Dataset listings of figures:
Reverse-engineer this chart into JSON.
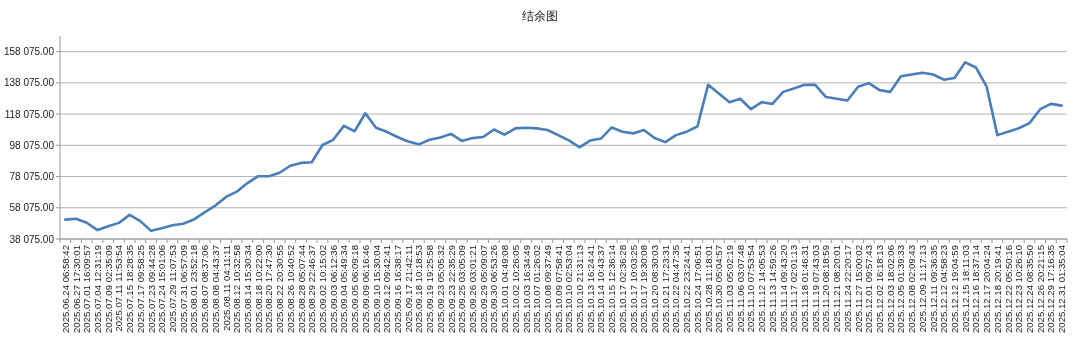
{
  "chart_data": {
    "type": "line",
    "title": "结余图",
    "categories": [
      "2025.06.24 06:58:42",
      "2025.06.27 17:30:01",
      "2025.07.01 16:09:57",
      "2025.07.04 12:31:19",
      "2025.07.09 02:35:09",
      "2025.07.11 11:53:54",
      "2025.07.15 18:28:35",
      "2025.07.17 09:58:25",
      "2025.07.23 09:44:28",
      "2025.07.24 15:01:06",
      "2025.07.29 11:07:53",
      "2025.07.31 06:57:09",
      "2025.08.01 23:52:18",
      "2025.08.07 08:37:06",
      "2025.08.08 04:43:37",
      "2025.08.11 04:11:11",
      "2025.08.12 10:32:58",
      "2025.08.14 15:30:34",
      "2025.08.18 10:22:00",
      "2025.08.20 17:47:30",
      "2025.08.22 20:30:55",
      "2025.08.26 10:40:52",
      "2025.08.28 05:07:44",
      "2025.08.29 22:46:37",
      "2025.09.02 10:15:02",
      "2025.09.03 06:12:36",
      "2025.09.04 05:49:34",
      "2025.09.05 06:09:18",
      "2025.09.09 06:16:46",
      "2025.09.10 15:30:04",
      "2025.09.12 09:42:41",
      "2025.09.16 16:38:17",
      "2025.09.17 21:42:11",
      "2025.09.18 10:18:53",
      "2025.09.19 19:25:58",
      "2025.09.23 05:05:32",
      "2025.09.23 22:35:29",
      "2025.09.25 03:05:09",
      "2025.09.26 03:01:21",
      "2025.09.29 05:09:07",
      "2025.09.30 06:53:26",
      "2025.10.01 04:49:08",
      "2025.10.02 10:26:05",
      "2025.10.03 16:34:49",
      "2025.10.07 01:26:02",
      "2025.10.08 09:37:49",
      "2025.10.09 07:58:41",
      "2025.10.10 02:53:04",
      "2025.10.10 21:31:13",
      "2025.10.13 16:24:41",
      "2025.10.14 10:43:37",
      "2025.10.15 12:36:14",
      "2025.10.17 02:36:28",
      "2025.10.17 10:03:25",
      "2025.10.17 19:30:08",
      "2025.10.20 08:30:03",
      "2025.10.21 17:23:31",
      "2025.10.22 04:47:35",
      "2025.10.22 23:24:41",
      "2025.10.24 17:06:51",
      "2025.10.28 11:18:01",
      "2025.10.30 05:04:57",
      "2025.11.03 05:02:19",
      "2025.11.06 03:07:48",
      "2025.11.10 07:53:54",
      "2025.11.12 14:05:53",
      "2025.11.13 14:59:26",
      "2025.11.14 09:43:20",
      "2025.11.17 02:01:13",
      "2025.11.18 01:46:31",
      "2025.11.19 07:43:03",
      "2025.11.20 08:18:59",
      "2025.11.21 08:20:01",
      "2025.11.24 22:20:17",
      "2025.11.27 15:00:02",
      "2025.12.01 09:57:43",
      "2025.12.02 16:18:13",
      "2025.12.03 18:02:06",
      "2025.12.05 01:39:33",
      "2025.12.08 02:09:43",
      "2025.12.09 11:17:13",
      "2025.12.11 09:36:35",
      "2025.12.12 04:58:23",
      "2025.12.12 19:04:59",
      "2025.12.15 18:11:03",
      "2025.12.16 18:37:14",
      "2025.12.17 20:04:24",
      "2025.12.18 20:19:41",
      "2025.12.22 05:50:16",
      "2025.12.23 10:26:10",
      "2025.12.24 08:35:50",
      "2025.12.26 20:21:15",
      "2025.12.29 17:16:35",
      "2025.12.31 01:35:04"
    ],
    "series": [
      {
        "color": "#4a7ebb",
        "values": [
          50500,
          51000,
          48500,
          43800,
          46200,
          48400,
          53500,
          49500,
          43300,
          45000,
          46900,
          47800,
          50600,
          55100,
          59500,
          65000,
          68400,
          73900,
          78300,
          78300,
          80500,
          85000,
          86800,
          87200,
          98300,
          101600,
          110500,
          107100,
          118600,
          109300,
          106700,
          103400,
          100500,
          98700,
          101600,
          103100,
          105400,
          100900,
          102700,
          103400,
          108200,
          104900,
          108900,
          109300,
          108900,
          107900,
          104600,
          101200,
          96800,
          101200,
          102400,
          109500,
          106800,
          105700,
          107900,
          102800,
          100100,
          104600,
          106800,
          110100,
          136800,
          131200,
          125700,
          127900,
          121200,
          125700,
          124600,
          132300,
          134500,
          136800,
          136800,
          129000,
          127900,
          126800,
          135600,
          137900,
          133400,
          132300,
          142300,
          143400,
          144500,
          143400,
          140100,
          141200,
          151200,
          147900,
          135600,
          104600,
          106800,
          109000,
          112300,
          121200,
          124600,
          123500
        ]
      }
    ],
    "ylim": [
      38075,
      168075
    ],
    "yticks": [
      {
        "value": 38075,
        "label": "38 075.00"
      },
      {
        "value": 58075,
        "label": "58 075.00"
      },
      {
        "value": 78075,
        "label": "78 075.00"
      },
      {
        "value": 98075,
        "label": "98 075.00"
      },
      {
        "value": 118075,
        "label": "118 075.00"
      },
      {
        "value": 138075,
        "label": "138 075.00"
      },
      {
        "value": 158075,
        "label": "158 075.00"
      }
    ],
    "grid": "y"
  }
}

Set exercise: Make an exact copy of the data, leaving its pictures out.

Final answer:
Reverse-engineer this chart into JSON.
{
  "chart_data": {
    "type": "line",
    "title": "结余图",
    "categories": [
      "2025.06.24 06:58:42",
      "2025.06.27 17:30:01",
      "2025.07.01 16:09:57",
      "2025.07.04 12:31:19",
      "2025.07.09 02:35:09",
      "2025.07.11 11:53:54",
      "2025.07.15 18:28:35",
      "2025.07.17 09:58:25",
      "2025.07.23 09:44:28",
      "2025.07.24 15:01:06",
      "2025.07.29 11:07:53",
      "2025.07.31 06:57:09",
      "2025.08.01 23:52:18",
      "2025.08.07 08:37:06",
      "2025.08.08 04:43:37",
      "2025.08.11 04:11:11",
      "2025.08.12 10:32:58",
      "2025.08.14 15:30:34",
      "2025.08.18 10:22:00",
      "2025.08.20 17:47:30",
      "2025.08.22 20:30:55",
      "2025.08.26 10:40:52",
      "2025.08.28 05:07:44",
      "2025.08.29 22:46:37",
      "2025.09.02 10:15:02",
      "2025.09.03 06:12:36",
      "2025.09.04 05:49:34",
      "2025.09.05 06:09:18",
      "2025.09.09 06:16:46",
      "2025.09.10 15:30:04",
      "2025.09.12 09:42:41",
      "2025.09.16 16:38:17",
      "2025.09.17 21:42:11",
      "2025.09.18 10:18:53",
      "2025.09.19 19:25:58",
      "2025.09.23 05:05:32",
      "2025.09.23 22:35:29",
      "2025.09.25 03:05:09",
      "2025.09.26 03:01:21",
      "2025.09.29 05:09:07",
      "2025.09.30 06:53:26",
      "2025.10.01 04:49:08",
      "2025.10.02 10:26:05",
      "2025.10.03 16:34:49",
      "2025.10.07 01:26:02",
      "2025.10.08 09:37:49",
      "2025.10.09 07:58:41",
      "2025.10.10 02:53:04",
      "2025.10.10 21:31:13",
      "2025.10.13 16:24:41",
      "2025.10.14 10:43:37",
      "2025.10.15 12:36:14",
      "2025.10.17 02:36:28",
      "2025.10.17 10:03:25",
      "2025.10.17 19:30:08",
      "2025.10.20 08:30:03",
      "2025.10.21 17:23:31",
      "2025.10.22 04:47:35",
      "2025.10.22 23:24:41",
      "2025.10.24 17:06:51",
      "2025.10.28 11:18:01",
      "2025.10.30 05:04:57",
      "2025.11.03 05:02:19",
      "2025.11.06 03:07:48",
      "2025.11.10 07:53:54",
      "2025.11.12 14:05:53",
      "2025.11.13 14:59:26",
      "2025.11.14 09:43:20",
      "2025.11.17 02:01:13",
      "2025.11.18 01:46:31",
      "2025.11.19 07:43:03",
      "2025.11.20 08:18:59",
      "2025.11.21 08:20:01",
      "2025.11.24 22:20:17",
      "2025.11.27 15:00:02",
      "2025.12.01 09:57:43",
      "2025.12.02 16:18:13",
      "2025.12.03 18:02:06",
      "2025.12.05 01:39:33",
      "2025.12.08 02:09:43",
      "2025.12.09 11:17:13",
      "2025.12.11 09:36:35",
      "2025.12.12 04:58:23",
      "2025.12.12 19:04:59",
      "2025.12.15 18:11:03",
      "2025.12.16 18:37:14",
      "2025.12.17 20:04:24",
      "2025.12.18 20:19:41",
      "2025.12.22 05:50:16",
      "2025.12.23 10:26:10",
      "2025.12.24 08:35:50",
      "2025.12.26 20:21:15",
      "2025.12.29 17:16:35",
      "2025.12.31 01:35:04"
    ],
    "series": [
      {
        "color": "#4a7ebb",
        "values": [
          50500,
          51000,
          48500,
          43800,
          46200,
          48400,
          53500,
          49500,
          43300,
          45000,
          46900,
          47800,
          50600,
          55100,
          59500,
          65000,
          68400,
          73900,
          78300,
          78300,
          80500,
          85000,
          86800,
          87200,
          98300,
          101600,
          110500,
          107100,
          118600,
          109300,
          106700,
          103400,
          100500,
          98700,
          101600,
          103100,
          105400,
          100900,
          102700,
          103400,
          108200,
          104900,
          108900,
          109300,
          108900,
          107900,
          104600,
          101200,
          96800,
          101200,
          102400,
          109500,
          106800,
          105700,
          107900,
          102800,
          100100,
          104600,
          106800,
          110100,
          136800,
          131200,
          125700,
          127900,
          121200,
          125700,
          124600,
          132300,
          134500,
          136800,
          136800,
          129000,
          127900,
          126800,
          135600,
          137900,
          133400,
          132300,
          142300,
          143400,
          144500,
          143400,
          140100,
          141200,
          151200,
          147900,
          135600,
          104600,
          106800,
          109000,
          112300,
          121200,
          124600,
          123500
        ]
      }
    ],
    "ylim": [
      38075,
      168075
    ],
    "yticks": [
      {
        "value": 38075,
        "label": "38 075.00"
      },
      {
        "value": 58075,
        "label": "58 075.00"
      },
      {
        "value": 78075,
        "label": "78 075.00"
      },
      {
        "value": 98075,
        "label": "98 075.00"
      },
      {
        "value": 118075,
        "label": "118 075.00"
      },
      {
        "value": 138075,
        "label": "138 075.00"
      },
      {
        "value": 158075,
        "label": "158 075.00"
      }
    ],
    "grid": "y"
  }
}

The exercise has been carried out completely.